#### THE TASK
List each line of the data that holds the string "this".

#### RECORDS SUPPLIED
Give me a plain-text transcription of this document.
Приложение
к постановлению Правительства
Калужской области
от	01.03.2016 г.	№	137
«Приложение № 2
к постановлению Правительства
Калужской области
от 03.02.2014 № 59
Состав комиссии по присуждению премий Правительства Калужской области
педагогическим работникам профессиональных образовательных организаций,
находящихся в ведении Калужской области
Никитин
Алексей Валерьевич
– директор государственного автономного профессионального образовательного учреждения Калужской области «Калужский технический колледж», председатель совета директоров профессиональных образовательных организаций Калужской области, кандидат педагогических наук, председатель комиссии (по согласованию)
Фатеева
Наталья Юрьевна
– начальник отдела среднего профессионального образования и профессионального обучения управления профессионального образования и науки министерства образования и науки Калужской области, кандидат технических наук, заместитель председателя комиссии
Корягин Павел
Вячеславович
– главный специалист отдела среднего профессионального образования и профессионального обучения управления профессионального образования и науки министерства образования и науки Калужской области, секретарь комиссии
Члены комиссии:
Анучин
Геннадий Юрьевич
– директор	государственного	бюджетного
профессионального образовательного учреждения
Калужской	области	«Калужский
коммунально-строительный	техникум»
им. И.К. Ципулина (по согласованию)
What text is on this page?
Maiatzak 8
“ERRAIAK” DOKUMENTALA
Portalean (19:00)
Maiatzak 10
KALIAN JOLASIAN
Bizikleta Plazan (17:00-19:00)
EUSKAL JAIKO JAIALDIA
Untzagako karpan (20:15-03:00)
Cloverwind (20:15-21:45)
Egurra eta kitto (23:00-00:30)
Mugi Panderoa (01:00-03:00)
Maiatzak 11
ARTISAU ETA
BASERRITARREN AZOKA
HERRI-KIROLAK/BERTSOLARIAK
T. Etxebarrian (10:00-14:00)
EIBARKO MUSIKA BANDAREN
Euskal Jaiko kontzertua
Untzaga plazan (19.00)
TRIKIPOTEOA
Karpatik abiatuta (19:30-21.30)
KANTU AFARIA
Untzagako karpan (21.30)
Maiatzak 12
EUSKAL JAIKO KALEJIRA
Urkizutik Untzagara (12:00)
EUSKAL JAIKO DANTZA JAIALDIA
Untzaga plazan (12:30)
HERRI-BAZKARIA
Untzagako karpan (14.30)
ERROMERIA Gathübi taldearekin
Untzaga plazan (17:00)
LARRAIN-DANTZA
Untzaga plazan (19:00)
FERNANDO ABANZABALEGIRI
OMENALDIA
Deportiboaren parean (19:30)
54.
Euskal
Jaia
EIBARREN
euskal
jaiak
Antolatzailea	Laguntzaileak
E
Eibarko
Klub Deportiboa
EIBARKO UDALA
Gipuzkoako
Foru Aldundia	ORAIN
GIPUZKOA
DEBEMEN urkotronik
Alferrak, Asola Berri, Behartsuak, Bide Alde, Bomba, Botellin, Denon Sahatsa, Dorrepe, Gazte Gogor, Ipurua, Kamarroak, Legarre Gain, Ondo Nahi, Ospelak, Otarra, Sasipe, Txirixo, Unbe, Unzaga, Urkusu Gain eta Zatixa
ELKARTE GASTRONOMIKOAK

#### RESPONSE TO THE TASK
Give me a plain-text transcription of this document.
What text is on this page?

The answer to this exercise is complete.